Given problem –
Leave out the pictures and return every entry exactly as it appears.

Recorded data –
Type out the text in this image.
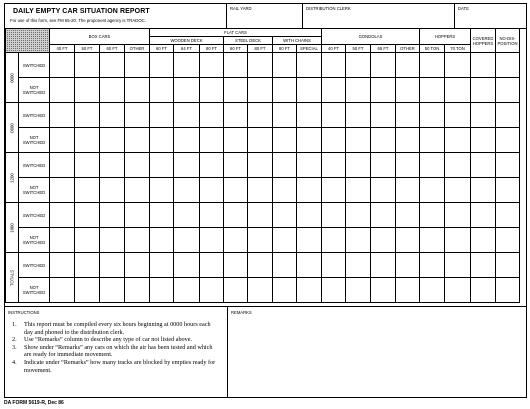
DAILY EMPTY CAR SITUATION REPORT
For use of this form, see FM 55-20. The proponent agency is TRADOC.
RAIL YARD	DISTRIBUTION CLERK	DATE
		BOX CARS				FLAT CARS							GONDOLAS				HOPPERS		COVERED HOPPERS	NO-DIS-POSITION
						WOODEN DECK			STEEL DECK		WITH CHAINS									
		40 FT	50 FT	60 FT	OTHER	60 FT	64 FT	80 FT	60 FT	80 FT	80 FT	SPECIAL	40 FT	50 FT	65 FT	OTHER	50 TON	70 TON		

0000	SWITCHED																			
	NOT SWITCHED																			

0600	SWITCHED																			
	NOT SWITCHED																			

1200	SWITCHED																			
	NOT SWITCHED																			

1800	SWITCHED																			
	NOT SWITCHED																			

TOTALS	SWITCHED																			
	NOT SWITCHED																			
INSTRUCTIONS
1. This report must be compiled every six hours beginning at 0000 hours each day and phoned to the distribution clerk.
2. Use “Remarks” column to describe any type of car not listed above.
3. Show under “Remarks” any cars on which the air has been tested and which are ready for immediate movement.
4. Indicate under “Remarks” how many tracks are blocked by empties ready for movement.
REMARKS
DA FORM 5619-R, Dec 86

Answer to this exercise –
Type out the text in this image.
DAILY EMPTY CAR SITUATION REPORT
For use of this form, see FM 55-20. The proponent agency is TRADOC.
RAIL YARD	DISTRIBUTION CLERK	DATE
		BOX CARS				FLAT CARS							GONDOLAS				HOPPERS		COVERED HOPPERS	NO-DIS-POSITION
						WOODEN DECK			STEEL DECK		WITH CHAINS									
		40 FT	50 FT	60 FT	OTHER	60 FT	64 FT	80 FT	60 FT	80 FT	80 FT	SPECIAL	40 FT	50 FT	65 FT	OTHER	50 TON	70 TON		

0000	SWITCHED																			
	NOT SWITCHED																			

0600	SWITCHED																			
	NOT SWITCHED																			

1200	SWITCHED																			
	NOT SWITCHED																			

1800	SWITCHED																			
	NOT SWITCHED																			

TOTALS	SWITCHED																			
	NOT SWITCHED																			
INSTRUCTIONS
1. This report must be compiled every six hours beginning at 0000 hours each day and phoned to the distribution clerk.
2. Use “Remarks” column to describe any type of car not listed above.
3. Show under “Remarks” any cars on which the air has been tested and which are ready for immediate movement.
4. Indicate under “Remarks” how many tracks are blocked by empties ready for movement.
REMARKS
DA FORM 5619-R, Dec 86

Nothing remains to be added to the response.